» EXERCISE GOAL: Filter out everything except lines holding "Cases".

Figure contents as structured data:
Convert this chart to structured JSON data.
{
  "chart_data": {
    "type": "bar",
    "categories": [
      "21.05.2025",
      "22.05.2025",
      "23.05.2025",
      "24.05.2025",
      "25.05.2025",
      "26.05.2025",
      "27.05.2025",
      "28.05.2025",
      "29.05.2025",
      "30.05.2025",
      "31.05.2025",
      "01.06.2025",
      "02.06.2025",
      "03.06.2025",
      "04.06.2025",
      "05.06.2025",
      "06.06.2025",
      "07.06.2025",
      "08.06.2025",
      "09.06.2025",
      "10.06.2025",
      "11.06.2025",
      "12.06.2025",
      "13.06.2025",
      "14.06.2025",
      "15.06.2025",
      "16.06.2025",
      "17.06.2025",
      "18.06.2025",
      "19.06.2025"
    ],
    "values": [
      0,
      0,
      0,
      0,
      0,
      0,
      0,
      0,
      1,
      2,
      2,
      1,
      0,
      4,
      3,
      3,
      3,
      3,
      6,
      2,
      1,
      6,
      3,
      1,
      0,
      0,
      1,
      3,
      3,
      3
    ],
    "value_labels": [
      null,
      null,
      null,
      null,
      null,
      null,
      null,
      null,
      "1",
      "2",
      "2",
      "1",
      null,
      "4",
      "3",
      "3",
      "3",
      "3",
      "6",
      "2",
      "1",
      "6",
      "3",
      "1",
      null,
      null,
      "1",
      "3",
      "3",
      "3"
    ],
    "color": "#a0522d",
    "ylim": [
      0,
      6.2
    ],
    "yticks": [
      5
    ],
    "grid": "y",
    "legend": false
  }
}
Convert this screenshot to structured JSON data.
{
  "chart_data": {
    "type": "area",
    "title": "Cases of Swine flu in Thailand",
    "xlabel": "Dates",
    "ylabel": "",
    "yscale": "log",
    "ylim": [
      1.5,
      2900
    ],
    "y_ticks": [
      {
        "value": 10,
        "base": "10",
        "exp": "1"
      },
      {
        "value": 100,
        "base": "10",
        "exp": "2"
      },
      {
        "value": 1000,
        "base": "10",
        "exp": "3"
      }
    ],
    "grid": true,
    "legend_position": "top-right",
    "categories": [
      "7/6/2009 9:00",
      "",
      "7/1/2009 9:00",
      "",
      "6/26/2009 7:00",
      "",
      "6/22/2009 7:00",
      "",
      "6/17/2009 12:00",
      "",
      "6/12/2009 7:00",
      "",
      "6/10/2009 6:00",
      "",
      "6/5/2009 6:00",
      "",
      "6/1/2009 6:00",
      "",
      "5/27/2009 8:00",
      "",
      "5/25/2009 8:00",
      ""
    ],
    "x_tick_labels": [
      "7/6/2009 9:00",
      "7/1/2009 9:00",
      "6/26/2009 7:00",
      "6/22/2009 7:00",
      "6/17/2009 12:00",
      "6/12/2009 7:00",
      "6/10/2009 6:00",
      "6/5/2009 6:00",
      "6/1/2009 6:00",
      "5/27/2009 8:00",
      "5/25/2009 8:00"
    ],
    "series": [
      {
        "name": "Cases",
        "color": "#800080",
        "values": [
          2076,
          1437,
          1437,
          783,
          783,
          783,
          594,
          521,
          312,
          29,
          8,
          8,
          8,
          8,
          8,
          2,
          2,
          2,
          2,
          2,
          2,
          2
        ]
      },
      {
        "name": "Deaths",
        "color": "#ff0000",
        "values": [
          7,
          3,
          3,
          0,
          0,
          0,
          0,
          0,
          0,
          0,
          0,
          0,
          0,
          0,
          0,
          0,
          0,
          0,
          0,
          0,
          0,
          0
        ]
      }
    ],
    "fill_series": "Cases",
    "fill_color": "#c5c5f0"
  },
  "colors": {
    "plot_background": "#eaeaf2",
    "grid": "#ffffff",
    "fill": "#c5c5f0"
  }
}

» ANSWER TO THE TASK:
    "title": "Cases of Swine flu in Thailand",
        "name": "Cases",
    "fill_series": "Cases",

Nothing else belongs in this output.